— START MATERIAL TO PROCESS —

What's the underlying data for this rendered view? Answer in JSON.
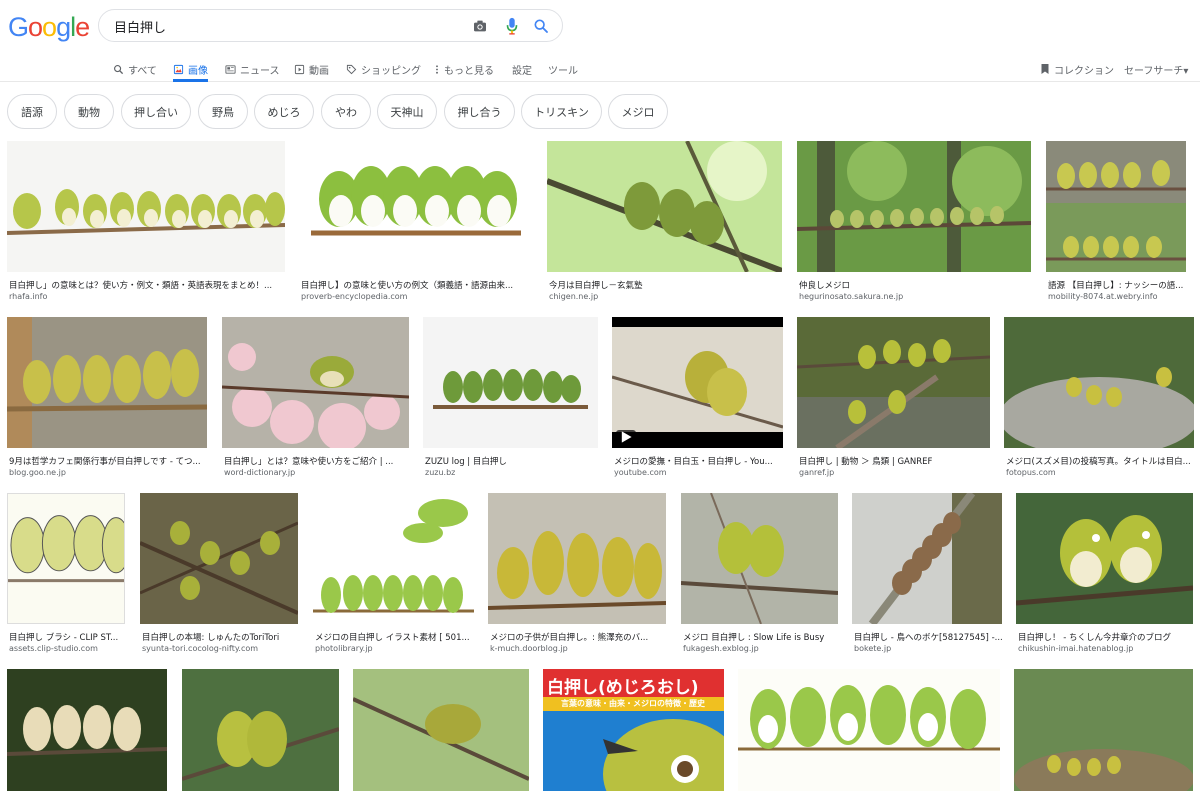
{
  "logo": {
    "letters": [
      "G",
      "o",
      "o",
      "g",
      "l",
      "e"
    ],
    "colors": [
      "#4285f4",
      "#ea4335",
      "#fbbc05",
      "#4285f4",
      "#34a853",
      "#ea4335"
    ]
  },
  "search": {
    "query": "目白押し",
    "icons": [
      "camera-icon",
      "mic-icon",
      "search-icon"
    ]
  },
  "tabs": [
    {
      "label": "すべて",
      "icon": "search-icon"
    },
    {
      "label": "画像",
      "icon": "image-icon",
      "active": true
    },
    {
      "label": "ニュース",
      "icon": "news-icon"
    },
    {
      "label": "動画",
      "icon": "video-icon"
    },
    {
      "label": "ショッピング",
      "icon": "tag-icon"
    },
    {
      "label": "もっと見る",
      "icon": "more-icon"
    },
    {
      "label": "設定"
    },
    {
      "label": "ツール"
    }
  ],
  "right_tools": {
    "collection": "コレクション",
    "safesearch": "セーフサーチ▾"
  },
  "chips": [
    "語源",
    "動物",
    "押し合い",
    "野鳥",
    "めじろ",
    "やわ",
    "天神山",
    "押し合う",
    "トリスキン",
    "メジロ"
  ],
  "results": [
    {
      "caption": "目白押し」の意味とは？使い方・例文・類語・英語表現をまとめ！...",
      "source": "rhafa.info"
    },
    {
      "caption": "目白押し】の意味と使い方の例文（類義語・語源由来...",
      "source": "proverb-encyclopedia.com"
    },
    {
      "caption": "今月は目白押し－玄氣塾",
      "source": "chigen.ne.jp"
    },
    {
      "caption": "仲良しメジロ",
      "source": "hegurinosato.sakura.ne.jp"
    },
    {
      "caption": "語源 【目白押し】: ナッシーの語...",
      "source": "mobility-8074.at.webry.info"
    },
    {
      "caption": "9月は哲学カフェ関係行事が目白押しです - てつ...",
      "source": "blog.goo.ne.jp"
    },
    {
      "caption": "目白押し」とは？意味や使い方をご紹介 | ...",
      "source": "word-dictionary.jp"
    },
    {
      "caption": "ZUZU log | 目白押し",
      "source": "zuzu.bz"
    },
    {
      "caption": "メジロの愛撫・目白玉・目白押し - You...",
      "source": "youtube.com"
    },
    {
      "caption": "目白押し | 動物 ＞ 鳥類 | GANREF",
      "source": "ganref.jp"
    },
    {
      "caption": "メジロ(スズメ目)の投稿写真。タイトルは目白...",
      "source": "fotopus.com"
    },
    {
      "caption": "目白押し ブラシ - CLIP ST...",
      "source": "assets.clip-studio.com"
    },
    {
      "caption": "目白押しの本場: しゅんたのToriTori",
      "source": "syunta-tori.cocolog-nifty.com"
    },
    {
      "caption": "メジロの目白押し イラスト素材 [ 501...",
      "source": "photolibrary.jp"
    },
    {
      "caption": "メジロの子供が目白押し。: 熊澤充のバ...",
      "source": "k-much.doorblog.jp"
    },
    {
      "caption": "メジロ 目白押し : Slow Life is Busy",
      "source": "fukagesh.exblog.jp"
    },
    {
      "caption": "目白押し - 鳥へのボケ[58127545] -...",
      "source": "bokete.jp"
    },
    {
      "caption": "目白押し！ - ちくしん今井章介のブログ",
      "source": "chikushin-imai.hatenablog.jp"
    }
  ],
  "row4_banner": {
    "title": "白押し(めじろおし)",
    "subtitle": "言葉の意味・由来・メジロの特徴・歴史"
  },
  "colors": {
    "accent": "#1a73e8",
    "bird_green": "#8db33a",
    "bird_yellow": "#c8d43a",
    "branch": "#7a5535"
  }
}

— END MATERIAL TO PROCESS —

Print every record above exactly as written, leaving out the pictures.

**COMPLETE ANSWER:**
What's the underlying data for this rendered view? Answer in JSON.
{
  "logo": {
    "letters": [
      "G",
      "o",
      "o",
      "g",
      "l",
      "e"
    ],
    "colors": [
      "#4285f4",
      "#ea4335",
      "#fbbc05",
      "#4285f4",
      "#34a853",
      "#ea4335"
    ]
  },
  "search": {
    "query": "目白押し",
    "icons": [
      "camera-icon",
      "mic-icon",
      "search-icon"
    ]
  },
  "tabs": [
    {
      "label": "すべて",
      "icon": "search-icon"
    },
    {
      "label": "画像",
      "icon": "image-icon",
      "active": true
    },
    {
      "label": "ニュース",
      "icon": "news-icon"
    },
    {
      "label": "動画",
      "icon": "video-icon"
    },
    {
      "label": "ショッピング",
      "icon": "tag-icon"
    },
    {
      "label": "もっと見る",
      "icon": "more-icon"
    },
    {
      "label": "設定"
    },
    {
      "label": "ツール"
    }
  ],
  "right_tools": {
    "collection": "コレクション",
    "safesearch": "セーフサーチ▾"
  },
  "chips": [
    "語源",
    "動物",
    "押し合い",
    "野鳥",
    "めじろ",
    "やわ",
    "天神山",
    "押し合う",
    "トリスキン",
    "メジロ"
  ],
  "results": [
    {
      "caption": "目白押し」の意味とは？使い方・例文・類語・英語表現をまとめ！...",
      "source": "rhafa.info"
    },
    {
      "caption": "目白押し】の意味と使い方の例文（類義語・語源由来...",
      "source": "proverb-encyclopedia.com"
    },
    {
      "caption": "今月は目白押し－玄氣塾",
      "source": "chigen.ne.jp"
    },
    {
      "caption": "仲良しメジロ",
      "source": "hegurinosato.sakura.ne.jp"
    },
    {
      "caption": "語源 【目白押し】: ナッシーの語...",
      "source": "mobility-8074.at.webry.info"
    },
    {
      "caption": "9月は哲学カフェ関係行事が目白押しです - てつ...",
      "source": "blog.goo.ne.jp"
    },
    {
      "caption": "目白押し」とは？意味や使い方をご紹介 | ...",
      "source": "word-dictionary.jp"
    },
    {
      "caption": "ZUZU log | 目白押し",
      "source": "zuzu.bz"
    },
    {
      "caption": "メジロの愛撫・目白玉・目白押し - You...",
      "source": "youtube.com"
    },
    {
      "caption": "目白押し | 動物 ＞ 鳥類 | GANREF",
      "source": "ganref.jp"
    },
    {
      "caption": "メジロ(スズメ目)の投稿写真。タイトルは目白...",
      "source": "fotopus.com"
    },
    {
      "caption": "目白押し ブラシ - CLIP ST...",
      "source": "assets.clip-studio.com"
    },
    {
      "caption": "目白押しの本場: しゅんたのToriTori",
      "source": "syunta-tori.cocolog-nifty.com"
    },
    {
      "caption": "メジロの目白押し イラスト素材 [ 501...",
      "source": "photolibrary.jp"
    },
    {
      "caption": "メジロの子供が目白押し。: 熊澤充のバ...",
      "source": "k-much.doorblog.jp"
    },
    {
      "caption": "メジロ 目白押し : Slow Life is Busy",
      "source": "fukagesh.exblog.jp"
    },
    {
      "caption": "目白押し - 鳥へのボケ[58127545] -...",
      "source": "bokete.jp"
    },
    {
      "caption": "目白押し！ - ちくしん今井章介のブログ",
      "source": "chikushin-imai.hatenablog.jp"
    }
  ],
  "row4_banner": {
    "title": "白押し(めじろおし)",
    "subtitle": "言葉の意味・由来・メジロの特徴・歴史"
  },
  "colors": {
    "accent": "#1a73e8",
    "bird_green": "#8db33a",
    "bird_yellow": "#c8d43a",
    "branch": "#7a5535"
  }
}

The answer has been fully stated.